● **WHAT YOU SHOULD DO**
Search the material below for the string "true" and extract each line that has it.

::::::

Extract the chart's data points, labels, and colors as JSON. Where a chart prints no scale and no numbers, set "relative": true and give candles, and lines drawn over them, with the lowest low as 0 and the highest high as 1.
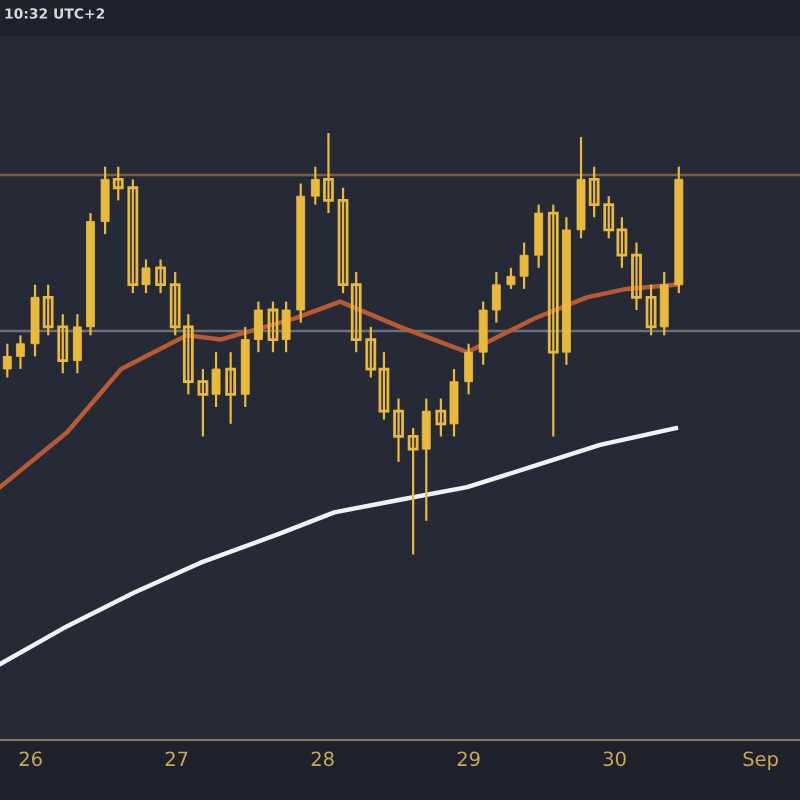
{
  "chart_data": {
    "type": "candlestick",
    "relative": true,
    "color": "#e9b93c",
    "x": [
      25.84,
      25.93,
      26.03,
      26.12,
      26.22,
      26.32,
      26.41,
      26.51,
      26.6,
      26.7,
      26.79,
      26.89,
      26.99,
      27.08,
      27.18,
      27.27,
      27.37,
      27.47,
      27.56,
      27.66,
      27.75,
      27.85,
      27.95,
      28.04,
      28.14,
      28.23,
      28.33,
      28.42,
      28.52,
      28.62,
      28.71,
      28.81,
      28.9,
      29.0,
      29.1,
      29.19,
      29.29,
      29.38,
      29.48,
      29.58,
      29.67,
      29.77,
      29.86,
      29.96,
      30.05,
      30.15,
      30.25,
      30.34,
      30.44
    ],
    "ohlc": [
      [
        0.44,
        0.5,
        0.42,
        0.47
      ],
      [
        0.47,
        0.52,
        0.44,
        0.5
      ],
      [
        0.5,
        0.64,
        0.47,
        0.61
      ],
      [
        0.61,
        0.64,
        0.52,
        0.54
      ],
      [
        0.54,
        0.57,
        0.43,
        0.46
      ],
      [
        0.46,
        0.57,
        0.43,
        0.54
      ],
      [
        0.54,
        0.81,
        0.52,
        0.79
      ],
      [
        0.79,
        0.92,
        0.76,
        0.89
      ],
      [
        0.89,
        0.92,
        0.84,
        0.87
      ],
      [
        0.87,
        0.89,
        0.62,
        0.64
      ],
      [
        0.64,
        0.7,
        0.62,
        0.68
      ],
      [
        0.68,
        0.7,
        0.62,
        0.64
      ],
      [
        0.64,
        0.67,
        0.52,
        0.54
      ],
      [
        0.54,
        0.57,
        0.38,
        0.41
      ],
      [
        0.41,
        0.44,
        0.28,
        0.38
      ],
      [
        0.38,
        0.48,
        0.35,
        0.44
      ],
      [
        0.44,
        0.48,
        0.31,
        0.38
      ],
      [
        0.38,
        0.54,
        0.35,
        0.51
      ],
      [
        0.51,
        0.6,
        0.48,
        0.58
      ],
      [
        0.58,
        0.6,
        0.48,
        0.51
      ],
      [
        0.51,
        0.6,
        0.48,
        0.58
      ],
      [
        0.58,
        0.88,
        0.55,
        0.85
      ],
      [
        0.85,
        0.92,
        0.83,
        0.89
      ],
      [
        0.89,
        1.0,
        0.81,
        0.84
      ],
      [
        0.84,
        0.87,
        0.62,
        0.64
      ],
      [
        0.64,
        0.67,
        0.48,
        0.51
      ],
      [
        0.51,
        0.54,
        0.42,
        0.44
      ],
      [
        0.44,
        0.48,
        0.32,
        0.34
      ],
      [
        0.34,
        0.37,
        0.22,
        0.28
      ],
      [
        0.28,
        0.3,
        0.0,
        0.25
      ],
      [
        0.25,
        0.37,
        0.08,
        0.34
      ],
      [
        0.34,
        0.37,
        0.28,
        0.31
      ],
      [
        0.31,
        0.44,
        0.28,
        0.41
      ],
      [
        0.41,
        0.5,
        0.38,
        0.48
      ],
      [
        0.48,
        0.6,
        0.45,
        0.58
      ],
      [
        0.58,
        0.67,
        0.55,
        0.64
      ],
      [
        0.64,
        0.68,
        0.63,
        0.66
      ],
      [
        0.66,
        0.74,
        0.63,
        0.71
      ],
      [
        0.71,
        0.83,
        0.68,
        0.81
      ],
      [
        0.81,
        0.83,
        0.28,
        0.48
      ],
      [
        0.48,
        0.8,
        0.45,
        0.77
      ],
      [
        0.77,
        0.99,
        0.75,
        0.89
      ],
      [
        0.89,
        0.92,
        0.8,
        0.83
      ],
      [
        0.83,
        0.85,
        0.75,
        0.77
      ],
      [
        0.77,
        0.8,
        0.68,
        0.71
      ],
      [
        0.71,
        0.74,
        0.58,
        0.61
      ],
      [
        0.61,
        0.64,
        0.52,
        0.54
      ],
      [
        0.54,
        0.67,
        0.52,
        0.64
      ],
      [
        0.64,
        0.92,
        0.62,
        0.89
      ]
    ],
    "series": [
      {
        "type": "line",
        "color": "#b85a36",
        "x": [
          25.79,
          26.25,
          26.62,
          27.07,
          27.3,
          27.81,
          28.12,
          28.53,
          28.99,
          29.45,
          29.81,
          30.08,
          30.42
        ],
        "values": [
          0.16,
          0.29,
          0.44,
          0.52,
          0.51,
          0.56,
          0.6,
          0.54,
          0.48,
          0.56,
          0.61,
          0.63,
          0.64
        ]
      },
      {
        "type": "line",
        "color": "#f2f2f5",
        "x": [
          25.79,
          26.25,
          26.71,
          27.16,
          27.71,
          28.08,
          28.53,
          28.99,
          29.45,
          29.9,
          30.42
        ],
        "values": [
          -0.26,
          -0.17,
          -0.09,
          -0.02,
          0.05,
          0.1,
          0.13,
          0.16,
          0.21,
          0.26,
          0.3
        ]
      }
    ],
    "ref_lines": [
      {
        "axis": "y",
        "value": 0.9,
        "color": "#7a5e48"
      },
      {
        "axis": "y",
        "value": 0.53,
        "color": "#6b6f7a"
      }
    ],
    "xlim": [
      25.79,
      31.27
    ],
    "xticks": [
      26,
      27,
      28,
      29,
      30,
      {
        "value": 31,
        "label": "Sep"
      }
    ],
    "annotations": [
      "10:32 UTC+2"
    ]
  }
}
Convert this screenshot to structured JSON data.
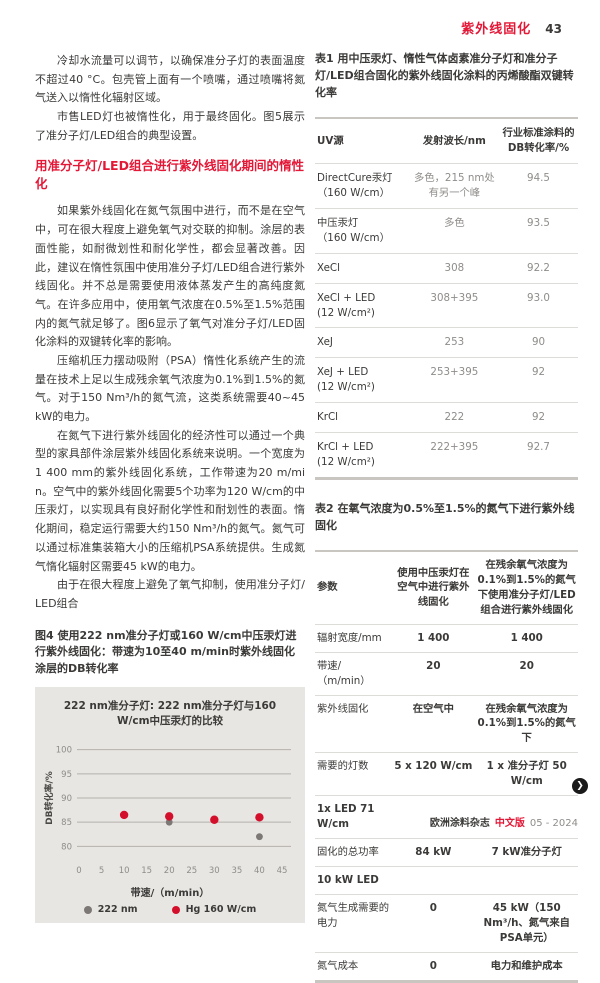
{
  "header": {
    "section": "紫外线固化",
    "page": "43"
  },
  "left": {
    "p1": "冷却水流量可以调节，以确保准分子灯的表面温度不超过40 °C。包壳管上面有一个喷嘴，通过喷嘴将氮气送入以惰性化辐射区域。",
    "p2": "市售LED灯也被惰性化，用于最终固化。图5展示了准分子灯/LED组合的典型设置。",
    "heading": "用准分子灯/LED组合进行紫外线固化期间的惰性化",
    "p3": "如果紫外线固化在氮气氛围中进行，而不是在空气中，可在很大程度上避免氧气对交联的抑制。涂层的表面性能，如耐微划性和耐化学性，都会显著改善。因此，建议在惰性氛围中使用准分子灯/LED组合进行紫外线固化。并不总是需要使用液体蒸发产生的高纯度氮气。在许多应用中，使用氧气浓度在0.5%至1.5%范围内的氮气就足够了。图6显示了氧气对准分子灯/LED固化涂料的双键转化率的影响。",
    "p4": "压缩机压力摆动吸附（PSA）惰性化系统产生的流量在技术上足以生成残余氧气浓度为0.1%到1.5%的氮气。对于150 Nm³/h的氮气流，这类系统需要40~45 kW的电力。",
    "p5": "在氮气下进行紫外线固化的经济性可以通过一个典型的家具部件涂层紫外线固化系统来说明。一个宽度为1 400 mm的紫外线固化系统，工作带速为20 m/min。空气中的紫外线固化需要5个功率为120 W/cm的中压汞灯，以实现具有良好耐化学性和耐划性的表面。惰化期间，稳定运行需要大约150 Nm³/h的氮气。氮气可以通过标准集装箱大小的压缩机PSA系统提供。生成氮气惰化辐射区需要45 kW的电力。",
    "p6": "由于在很大程度上避免了氧气抑制，使用准分子灯/LED组合",
    "fig4_caption": "图4 使用222 nm准分子灯或160 W/cm中压汞灯进行紫外线固化：带速为10至40 m/min时紫外线固化涂层的DB转化率"
  },
  "chart_data": {
    "type": "scatter",
    "title": "222 nm准分子灯: 222 nm准分子灯与160 W/cm中压汞灯的比较",
    "xlabel": "带速/（m/min）",
    "ylabel": "DB转化率/%",
    "xlim": [
      0,
      47
    ],
    "ylim": [
      78,
      102
    ],
    "xticks": [
      0,
      5,
      10,
      15,
      20,
      25,
      30,
      35,
      40,
      45
    ],
    "yticks": [
      80,
      85,
      90,
      95,
      100
    ],
    "grid": "horizontal",
    "legend_position": "bottom",
    "background": "#e8e6e2",
    "grid_color": "#b5b1ac",
    "series": [
      {
        "name": "222 nm",
        "color": "#7b7875",
        "points": [
          [
            20,
            85
          ],
          [
            40,
            82
          ]
        ]
      },
      {
        "name": "Hg 160 W/cm",
        "color": "#d40f2c",
        "points": [
          [
            10,
            86.5
          ],
          [
            20,
            86.2
          ],
          [
            30,
            85.5
          ],
          [
            40,
            86
          ]
        ]
      }
    ]
  },
  "table1": {
    "caption": "表1 用中压汞灯、惰性气体卤素准分子灯和准分子灯/LED组合固化的紫外线固化涂料的丙烯酸酯双键转化率",
    "headers": [
      "UV源",
      "发射波长/nm",
      "行业标准涂料的DB转化率/%"
    ],
    "rows": [
      [
        "DirectCure汞灯\n（160 W/cm）",
        "多色，215 nm处有另一个峰",
        "94.5"
      ],
      [
        "中压汞灯\n（160 W/cm）",
        "多色",
        "93.5"
      ],
      [
        "XeCl",
        "308",
        "92.2"
      ],
      [
        "XeCl + LED\n(12 W/cm²)",
        "308+395",
        "93.0"
      ],
      [
        "XeJ",
        "253",
        "90"
      ],
      [
        "XeJ + LED\n(12 W/cm²)",
        "253+395",
        "92"
      ],
      [
        "KrCl",
        "222",
        "92"
      ],
      [
        "KrCl + LED\n(12 W/cm²)",
        "222+395",
        "92.7"
      ]
    ]
  },
  "table2": {
    "caption": "表2 在氧气浓度为0.5%至1.5%的氮气下进行紫外线固化",
    "headers": [
      "参数",
      "使用中压汞灯在空气中进行紫外线固化",
      "在残余氧气浓度为0.1%到1.5%的氮气下使用准分子灯/LED组合进行紫外线固化"
    ],
    "rows": [
      [
        "辐射宽度/mm",
        "1 400",
        "1 400"
      ],
      [
        "带速/（m/min）",
        "20",
        "20"
      ],
      [
        "紫外线固化",
        "在空气中",
        "在残余氧气浓度为0.1%到1.5%的氮气下"
      ],
      [
        "需要的灯数",
        "5 x 120 W/cm",
        "1 x 准分子灯 50 W/cm"
      ],
      [
        "1x LED  71 W/cm",
        "",
        ""
      ],
      [
        "固化的总功率",
        "84 kW",
        "7 kW准分子灯"
      ],
      [
        "10 kW LED",
        "",
        ""
      ],
      [
        "氮气生成需要的电力",
        "0",
        "45 kW（150 Nm³/h、氮气来自PSA单元）"
      ],
      [
        "氮气成本",
        "0",
        "电力和维护成本"
      ]
    ]
  },
  "next_icon": "❯",
  "footer": {
    "journal": "欧洲涂料杂志",
    "edition": "中文版",
    "issue": "05 - 2024"
  }
}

::::::

● **EXERCISE ANSWER**
Extract the chart's data points, labels, and colors as JSON. Where a chart prints no scale and no numbers, set "relative": true and give candles, and lines drawn over them, with the lowest low as 0 and the highest high as 1.
    "relative": true,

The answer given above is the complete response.